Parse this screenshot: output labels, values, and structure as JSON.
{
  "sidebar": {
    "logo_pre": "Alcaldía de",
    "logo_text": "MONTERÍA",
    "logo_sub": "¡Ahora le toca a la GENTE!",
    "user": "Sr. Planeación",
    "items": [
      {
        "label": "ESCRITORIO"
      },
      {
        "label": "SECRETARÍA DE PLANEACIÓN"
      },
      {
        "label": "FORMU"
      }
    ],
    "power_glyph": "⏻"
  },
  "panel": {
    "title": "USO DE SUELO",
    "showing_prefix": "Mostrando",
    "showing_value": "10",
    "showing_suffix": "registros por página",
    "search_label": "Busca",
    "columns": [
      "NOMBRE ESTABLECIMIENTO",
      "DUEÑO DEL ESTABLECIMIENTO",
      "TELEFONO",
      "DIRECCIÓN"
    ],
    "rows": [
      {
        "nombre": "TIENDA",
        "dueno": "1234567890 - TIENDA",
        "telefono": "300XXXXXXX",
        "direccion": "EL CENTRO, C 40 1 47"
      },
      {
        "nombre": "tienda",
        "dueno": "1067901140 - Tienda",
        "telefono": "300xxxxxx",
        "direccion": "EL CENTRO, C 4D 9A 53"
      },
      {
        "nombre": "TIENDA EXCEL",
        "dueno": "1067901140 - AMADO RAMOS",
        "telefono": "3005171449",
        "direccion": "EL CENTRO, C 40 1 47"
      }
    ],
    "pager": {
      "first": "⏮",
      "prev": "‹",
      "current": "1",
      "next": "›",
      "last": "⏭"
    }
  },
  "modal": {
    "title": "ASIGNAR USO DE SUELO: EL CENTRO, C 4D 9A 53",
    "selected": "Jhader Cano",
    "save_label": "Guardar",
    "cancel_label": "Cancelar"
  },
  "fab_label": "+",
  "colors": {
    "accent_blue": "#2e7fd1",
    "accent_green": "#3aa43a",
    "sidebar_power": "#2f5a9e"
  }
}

PROBLEM. Return all lines of the material above in which the word "title" occurs.

EXPECTED ANSWER.
    "title": "USO DE SUELO",
    "title": "ASIGNAR USO DE SUELO: EL CENTRO, C 4D 9A 53",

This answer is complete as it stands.